### PROBLEM REQUIREMENTS:
Quote every line of the material beneath this one.

Extracted records
******************************

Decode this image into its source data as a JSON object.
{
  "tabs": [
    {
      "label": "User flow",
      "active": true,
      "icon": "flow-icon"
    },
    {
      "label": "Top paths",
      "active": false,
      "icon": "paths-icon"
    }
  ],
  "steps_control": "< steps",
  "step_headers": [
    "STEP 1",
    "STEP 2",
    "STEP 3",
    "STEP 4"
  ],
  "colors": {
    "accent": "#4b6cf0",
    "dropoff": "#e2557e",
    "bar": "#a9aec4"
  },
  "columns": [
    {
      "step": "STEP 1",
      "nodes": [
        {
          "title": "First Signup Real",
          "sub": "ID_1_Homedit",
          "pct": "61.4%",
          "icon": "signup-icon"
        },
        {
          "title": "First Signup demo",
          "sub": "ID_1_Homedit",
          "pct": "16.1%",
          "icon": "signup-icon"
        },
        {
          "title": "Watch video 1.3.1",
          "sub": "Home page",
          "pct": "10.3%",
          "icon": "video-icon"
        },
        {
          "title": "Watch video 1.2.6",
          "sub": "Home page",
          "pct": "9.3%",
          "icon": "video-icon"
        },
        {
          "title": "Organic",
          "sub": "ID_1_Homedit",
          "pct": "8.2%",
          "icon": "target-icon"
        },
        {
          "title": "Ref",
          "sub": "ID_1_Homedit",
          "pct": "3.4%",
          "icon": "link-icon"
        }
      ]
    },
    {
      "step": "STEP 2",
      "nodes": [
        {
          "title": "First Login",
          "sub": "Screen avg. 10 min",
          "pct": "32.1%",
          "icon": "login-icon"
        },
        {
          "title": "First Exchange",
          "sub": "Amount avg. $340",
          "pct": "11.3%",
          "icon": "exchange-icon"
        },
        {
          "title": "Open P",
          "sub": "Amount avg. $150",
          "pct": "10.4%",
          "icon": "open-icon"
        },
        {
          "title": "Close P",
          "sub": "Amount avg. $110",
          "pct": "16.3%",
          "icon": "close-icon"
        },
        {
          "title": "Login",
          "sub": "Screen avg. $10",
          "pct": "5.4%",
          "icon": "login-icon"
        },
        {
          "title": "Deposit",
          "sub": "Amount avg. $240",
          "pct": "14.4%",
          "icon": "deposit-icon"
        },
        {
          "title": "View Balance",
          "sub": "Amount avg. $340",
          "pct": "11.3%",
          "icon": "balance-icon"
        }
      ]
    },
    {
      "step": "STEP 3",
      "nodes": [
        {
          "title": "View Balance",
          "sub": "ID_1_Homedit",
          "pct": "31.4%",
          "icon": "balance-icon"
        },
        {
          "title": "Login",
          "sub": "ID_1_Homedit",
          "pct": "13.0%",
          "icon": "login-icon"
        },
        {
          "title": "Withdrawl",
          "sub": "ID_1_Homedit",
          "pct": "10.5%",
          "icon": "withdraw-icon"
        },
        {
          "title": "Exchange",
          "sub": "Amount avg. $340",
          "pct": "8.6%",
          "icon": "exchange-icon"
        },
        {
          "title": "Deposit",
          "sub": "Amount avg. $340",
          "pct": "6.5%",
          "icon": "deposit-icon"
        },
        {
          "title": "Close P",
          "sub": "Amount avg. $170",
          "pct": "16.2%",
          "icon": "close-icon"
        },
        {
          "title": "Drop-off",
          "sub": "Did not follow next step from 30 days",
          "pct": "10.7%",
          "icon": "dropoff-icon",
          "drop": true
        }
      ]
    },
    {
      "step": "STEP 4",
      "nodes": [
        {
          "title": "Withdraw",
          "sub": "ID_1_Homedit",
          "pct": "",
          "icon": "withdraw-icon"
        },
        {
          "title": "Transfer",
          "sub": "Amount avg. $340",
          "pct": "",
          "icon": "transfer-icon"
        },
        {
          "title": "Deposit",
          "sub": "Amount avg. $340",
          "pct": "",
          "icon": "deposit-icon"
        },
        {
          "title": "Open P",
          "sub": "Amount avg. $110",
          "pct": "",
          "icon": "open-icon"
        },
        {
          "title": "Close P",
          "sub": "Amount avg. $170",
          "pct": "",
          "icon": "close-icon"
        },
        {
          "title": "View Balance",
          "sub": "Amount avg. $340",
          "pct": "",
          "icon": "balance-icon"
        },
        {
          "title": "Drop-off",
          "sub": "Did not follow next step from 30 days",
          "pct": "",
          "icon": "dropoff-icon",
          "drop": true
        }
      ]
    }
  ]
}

******************************

### WORKED ANSWER:
Decode this image into its source data as a JSON object.
{
  "tabs": [
    {
      "label": "User flow",
      "active": true,
      "icon": "flow-icon"
    },
    {
      "label": "Top paths",
      "active": false,
      "icon": "paths-icon"
    }
  ],
  "steps_control": "< steps",
  "step_headers": [
    "STEP 1",
    "STEP 2",
    "STEP 3",
    "STEP 4"
  ],
  "colors": {
    "accent": "#4b6cf0",
    "dropoff": "#e2557e",
    "bar": "#a9aec4"
  },
  "columns": [
    {
      "step": "STEP 1",
      "nodes": [
        {
          "title": "First Signup Real",
          "sub": "ID_1_Homedit",
          "pct": "61.4%",
          "icon": "signup-icon"
        },
        {
          "title": "First Signup demo",
          "sub": "ID_1_Homedit",
          "pct": "16.1%",
          "icon": "signup-icon"
        },
        {
          "title": "Watch video 1.3.1",
          "sub": "Home page",
          "pct": "10.3%",
          "icon": "video-icon"
        },
        {
          "title": "Watch video 1.2.6",
          "sub": "Home page",
          "pct": "9.3%",
          "icon": "video-icon"
        },
        {
          "title": "Organic",
          "sub": "ID_1_Homedit",
          "pct": "8.2%",
          "icon": "target-icon"
        },
        {
          "title": "Ref",
          "sub": "ID_1_Homedit",
          "pct": "3.4%",
          "icon": "link-icon"
        }
      ]
    },
    {
      "step": "STEP 2",
      "nodes": [
        {
          "title": "First Login",
          "sub": "Screen avg. 10 min",
          "pct": "32.1%",
          "icon": "login-icon"
        },
        {
          "title": "First Exchange",
          "sub": "Amount avg. $340",
          "pct": "11.3%",
          "icon": "exchange-icon"
        },
        {
          "title": "Open P",
          "sub": "Amount avg. $150",
          "pct": "10.4%",
          "icon": "open-icon"
        },
        {
          "title": "Close P",
          "sub": "Amount avg. $110",
          "pct": "16.3%",
          "icon": "close-icon"
        },
        {
          "title": "Login",
          "sub": "Screen avg. $10",
          "pct": "5.4%",
          "icon": "login-icon"
        },
        {
          "title": "Deposit",
          "sub": "Amount avg. $240",
          "pct": "14.4%",
          "icon": "deposit-icon"
        },
        {
          "title": "View Balance",
          "sub": "Amount avg. $340",
          "pct": "11.3%",
          "icon": "balance-icon"
        }
      ]
    },
    {
      "step": "STEP 3",
      "nodes": [
        {
          "title": "View Balance",
          "sub": "ID_1_Homedit",
          "pct": "31.4%",
          "icon": "balance-icon"
        },
        {
          "title": "Login",
          "sub": "ID_1_Homedit",
          "pct": "13.0%",
          "icon": "login-icon"
        },
        {
          "title": "Withdrawl",
          "sub": "ID_1_Homedit",
          "pct": "10.5%",
          "icon": "withdraw-icon"
        },
        {
          "title": "Exchange",
          "sub": "Amount avg. $340",
          "pct": "8.6%",
          "icon": "exchange-icon"
        },
        {
          "title": "Deposit",
          "sub": "Amount avg. $340",
          "pct": "6.5%",
          "icon": "deposit-icon"
        },
        {
          "title": "Close P",
          "sub": "Amount avg. $170",
          "pct": "16.2%",
          "icon": "close-icon"
        },
        {
          "title": "Drop-off",
          "sub": "Did not follow next step from 30 days",
          "pct": "10.7%",
          "icon": "dropoff-icon",
          "drop": true
        }
      ]
    },
    {
      "step": "STEP 4",
      "nodes": [
        {
          "title": "Withdraw",
          "sub": "ID_1_Homedit",
          "pct": "",
          "icon": "withdraw-icon"
        },
        {
          "title": "Transfer",
          "sub": "Amount avg. $340",
          "pct": "",
          "icon": "transfer-icon"
        },
        {
          "title": "Deposit",
          "sub": "Amount avg. $340",
          "pct": "",
          "icon": "deposit-icon"
        },
        {
          "title": "Open P",
          "sub": "Amount avg. $110",
          "pct": "",
          "icon": "open-icon"
        },
        {
          "title": "Close P",
          "sub": "Amount avg. $170",
          "pct": "",
          "icon": "close-icon"
        },
        {
          "title": "View Balance",
          "sub": "Amount avg. $340",
          "pct": "",
          "icon": "balance-icon"
        },
        {
          "title": "Drop-off",
          "sub": "Did not follow next step from 30 days",
          "pct": "",
          "icon": "dropoff-icon",
          "drop": true
        }
      ]
    }
  ]
}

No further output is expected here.